▶ [What is expected]: Where a line of the material contains the string "marker", copy that line.

▶ [Data to process]:
————

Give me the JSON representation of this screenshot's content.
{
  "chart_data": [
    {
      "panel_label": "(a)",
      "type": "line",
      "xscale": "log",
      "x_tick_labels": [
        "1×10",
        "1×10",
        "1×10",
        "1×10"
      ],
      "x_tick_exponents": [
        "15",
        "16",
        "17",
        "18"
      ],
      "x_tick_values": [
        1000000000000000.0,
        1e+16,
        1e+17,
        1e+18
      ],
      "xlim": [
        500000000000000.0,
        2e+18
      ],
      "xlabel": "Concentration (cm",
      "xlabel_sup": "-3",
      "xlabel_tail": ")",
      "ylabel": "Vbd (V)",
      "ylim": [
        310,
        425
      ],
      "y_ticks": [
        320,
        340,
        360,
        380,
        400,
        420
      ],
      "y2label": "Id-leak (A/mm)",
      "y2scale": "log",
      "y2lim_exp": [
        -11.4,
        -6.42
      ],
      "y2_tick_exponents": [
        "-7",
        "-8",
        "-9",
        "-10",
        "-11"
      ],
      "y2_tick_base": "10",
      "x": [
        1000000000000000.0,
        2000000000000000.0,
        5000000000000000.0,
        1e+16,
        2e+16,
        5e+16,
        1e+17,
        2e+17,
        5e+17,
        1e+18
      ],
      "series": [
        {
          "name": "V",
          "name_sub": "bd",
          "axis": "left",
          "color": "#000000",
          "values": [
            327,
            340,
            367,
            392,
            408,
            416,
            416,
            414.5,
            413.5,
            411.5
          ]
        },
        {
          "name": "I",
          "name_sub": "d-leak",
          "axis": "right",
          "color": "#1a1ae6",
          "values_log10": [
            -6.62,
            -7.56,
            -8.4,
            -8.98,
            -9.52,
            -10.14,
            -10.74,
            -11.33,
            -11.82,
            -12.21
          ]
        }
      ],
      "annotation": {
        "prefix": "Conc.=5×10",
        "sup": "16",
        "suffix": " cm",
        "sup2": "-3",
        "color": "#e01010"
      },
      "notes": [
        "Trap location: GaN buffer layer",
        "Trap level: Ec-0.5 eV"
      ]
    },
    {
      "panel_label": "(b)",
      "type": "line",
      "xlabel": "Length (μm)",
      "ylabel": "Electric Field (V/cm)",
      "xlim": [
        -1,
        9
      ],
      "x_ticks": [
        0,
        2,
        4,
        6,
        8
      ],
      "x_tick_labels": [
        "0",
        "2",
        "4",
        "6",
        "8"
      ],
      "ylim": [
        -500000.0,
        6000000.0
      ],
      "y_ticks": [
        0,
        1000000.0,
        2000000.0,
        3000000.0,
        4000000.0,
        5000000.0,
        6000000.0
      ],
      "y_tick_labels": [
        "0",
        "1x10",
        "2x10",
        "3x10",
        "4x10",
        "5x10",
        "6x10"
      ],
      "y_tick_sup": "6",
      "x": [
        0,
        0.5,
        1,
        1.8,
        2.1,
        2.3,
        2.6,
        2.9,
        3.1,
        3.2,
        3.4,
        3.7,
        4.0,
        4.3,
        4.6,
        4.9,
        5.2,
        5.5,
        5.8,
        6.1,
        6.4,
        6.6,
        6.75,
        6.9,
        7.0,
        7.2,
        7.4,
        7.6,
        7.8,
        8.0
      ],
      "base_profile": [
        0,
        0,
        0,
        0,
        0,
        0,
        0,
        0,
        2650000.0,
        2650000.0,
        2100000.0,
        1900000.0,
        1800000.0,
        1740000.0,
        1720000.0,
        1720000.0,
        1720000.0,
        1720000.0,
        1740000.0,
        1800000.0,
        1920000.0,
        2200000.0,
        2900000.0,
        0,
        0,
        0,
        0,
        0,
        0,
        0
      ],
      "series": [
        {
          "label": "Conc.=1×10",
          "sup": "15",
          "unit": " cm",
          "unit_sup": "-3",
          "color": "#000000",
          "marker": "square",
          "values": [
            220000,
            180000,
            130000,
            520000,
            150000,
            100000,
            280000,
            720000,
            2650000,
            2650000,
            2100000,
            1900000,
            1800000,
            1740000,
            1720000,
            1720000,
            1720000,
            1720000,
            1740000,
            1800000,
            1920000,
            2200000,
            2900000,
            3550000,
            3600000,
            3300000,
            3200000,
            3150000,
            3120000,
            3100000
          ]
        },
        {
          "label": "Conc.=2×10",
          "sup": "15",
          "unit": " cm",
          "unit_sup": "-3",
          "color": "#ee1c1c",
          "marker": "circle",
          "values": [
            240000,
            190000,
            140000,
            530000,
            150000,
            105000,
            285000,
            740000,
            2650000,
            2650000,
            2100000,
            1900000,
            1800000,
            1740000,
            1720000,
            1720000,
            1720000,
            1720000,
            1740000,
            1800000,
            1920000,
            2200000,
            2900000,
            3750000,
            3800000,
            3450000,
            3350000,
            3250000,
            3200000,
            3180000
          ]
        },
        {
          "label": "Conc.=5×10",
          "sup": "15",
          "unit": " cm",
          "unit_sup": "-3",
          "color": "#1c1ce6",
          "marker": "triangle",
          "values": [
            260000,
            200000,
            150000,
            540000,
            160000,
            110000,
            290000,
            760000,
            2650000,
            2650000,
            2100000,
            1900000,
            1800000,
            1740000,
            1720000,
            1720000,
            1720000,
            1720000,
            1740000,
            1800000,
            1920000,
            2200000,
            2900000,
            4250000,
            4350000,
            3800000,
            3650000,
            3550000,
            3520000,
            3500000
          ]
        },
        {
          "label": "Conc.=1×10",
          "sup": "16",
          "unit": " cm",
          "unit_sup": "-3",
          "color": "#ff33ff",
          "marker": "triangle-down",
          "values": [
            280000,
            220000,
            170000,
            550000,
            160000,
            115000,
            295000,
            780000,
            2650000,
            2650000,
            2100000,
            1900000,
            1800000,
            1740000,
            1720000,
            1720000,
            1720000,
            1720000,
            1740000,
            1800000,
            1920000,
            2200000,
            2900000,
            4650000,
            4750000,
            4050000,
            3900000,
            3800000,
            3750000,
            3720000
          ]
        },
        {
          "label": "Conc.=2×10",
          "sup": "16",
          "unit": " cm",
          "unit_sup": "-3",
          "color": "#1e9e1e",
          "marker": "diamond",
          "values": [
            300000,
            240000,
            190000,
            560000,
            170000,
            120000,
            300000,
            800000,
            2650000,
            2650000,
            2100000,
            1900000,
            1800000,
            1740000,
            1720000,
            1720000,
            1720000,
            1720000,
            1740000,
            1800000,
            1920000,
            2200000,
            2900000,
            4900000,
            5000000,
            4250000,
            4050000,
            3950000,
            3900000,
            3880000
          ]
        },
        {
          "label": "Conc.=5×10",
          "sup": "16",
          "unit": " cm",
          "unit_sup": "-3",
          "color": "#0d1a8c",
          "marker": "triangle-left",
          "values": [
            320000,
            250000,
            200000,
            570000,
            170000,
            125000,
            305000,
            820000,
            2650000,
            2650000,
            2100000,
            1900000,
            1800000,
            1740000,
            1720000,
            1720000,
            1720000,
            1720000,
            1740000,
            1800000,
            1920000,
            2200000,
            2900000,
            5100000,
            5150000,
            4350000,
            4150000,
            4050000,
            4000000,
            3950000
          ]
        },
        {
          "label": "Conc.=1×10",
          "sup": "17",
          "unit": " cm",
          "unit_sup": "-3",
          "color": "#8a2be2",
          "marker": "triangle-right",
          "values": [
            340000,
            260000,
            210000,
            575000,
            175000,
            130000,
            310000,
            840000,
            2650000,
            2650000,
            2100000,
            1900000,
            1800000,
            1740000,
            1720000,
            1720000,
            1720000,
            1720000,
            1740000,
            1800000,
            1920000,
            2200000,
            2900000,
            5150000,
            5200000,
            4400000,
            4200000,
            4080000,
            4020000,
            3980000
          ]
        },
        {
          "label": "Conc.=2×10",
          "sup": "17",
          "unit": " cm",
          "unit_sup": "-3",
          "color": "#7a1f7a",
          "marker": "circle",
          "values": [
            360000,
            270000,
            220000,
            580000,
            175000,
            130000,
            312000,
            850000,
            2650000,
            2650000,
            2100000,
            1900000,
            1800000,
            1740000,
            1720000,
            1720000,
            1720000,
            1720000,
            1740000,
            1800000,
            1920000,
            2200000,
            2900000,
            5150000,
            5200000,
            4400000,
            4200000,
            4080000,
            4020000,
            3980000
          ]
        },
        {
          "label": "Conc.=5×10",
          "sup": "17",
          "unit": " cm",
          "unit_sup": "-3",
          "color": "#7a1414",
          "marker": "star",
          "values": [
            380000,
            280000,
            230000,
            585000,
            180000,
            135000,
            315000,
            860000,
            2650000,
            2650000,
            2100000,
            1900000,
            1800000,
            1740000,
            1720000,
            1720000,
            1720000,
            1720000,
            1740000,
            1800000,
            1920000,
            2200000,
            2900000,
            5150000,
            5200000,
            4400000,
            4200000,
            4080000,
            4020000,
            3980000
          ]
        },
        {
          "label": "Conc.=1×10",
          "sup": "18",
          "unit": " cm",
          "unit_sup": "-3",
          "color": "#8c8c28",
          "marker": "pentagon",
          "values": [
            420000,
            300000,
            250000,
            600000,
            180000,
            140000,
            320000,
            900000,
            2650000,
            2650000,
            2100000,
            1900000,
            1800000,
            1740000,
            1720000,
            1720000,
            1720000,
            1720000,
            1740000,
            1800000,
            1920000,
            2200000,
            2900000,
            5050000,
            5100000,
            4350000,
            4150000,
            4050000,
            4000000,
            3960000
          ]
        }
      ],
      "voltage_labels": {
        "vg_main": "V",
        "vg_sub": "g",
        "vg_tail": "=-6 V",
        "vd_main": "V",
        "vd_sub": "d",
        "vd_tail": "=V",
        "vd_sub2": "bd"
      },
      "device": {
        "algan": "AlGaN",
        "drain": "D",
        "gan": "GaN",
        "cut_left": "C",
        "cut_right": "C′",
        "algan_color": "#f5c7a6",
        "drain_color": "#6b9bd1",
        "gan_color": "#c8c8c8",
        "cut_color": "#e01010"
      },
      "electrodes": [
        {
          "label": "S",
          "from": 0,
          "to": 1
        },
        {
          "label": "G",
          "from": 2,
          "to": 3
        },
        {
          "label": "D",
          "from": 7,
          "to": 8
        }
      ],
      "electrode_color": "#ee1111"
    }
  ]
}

————

▶ [Reply]:
          "marker": "square",
          "marker": "circle",
          "marker": "triangle",
          "marker": "triangle-down",
          "marker": "diamond",
          "marker": "triangle-left",
          "marker": "triangle-right",
          "marker": "circle",
          "marker": "star",
          "marker": "pentagon",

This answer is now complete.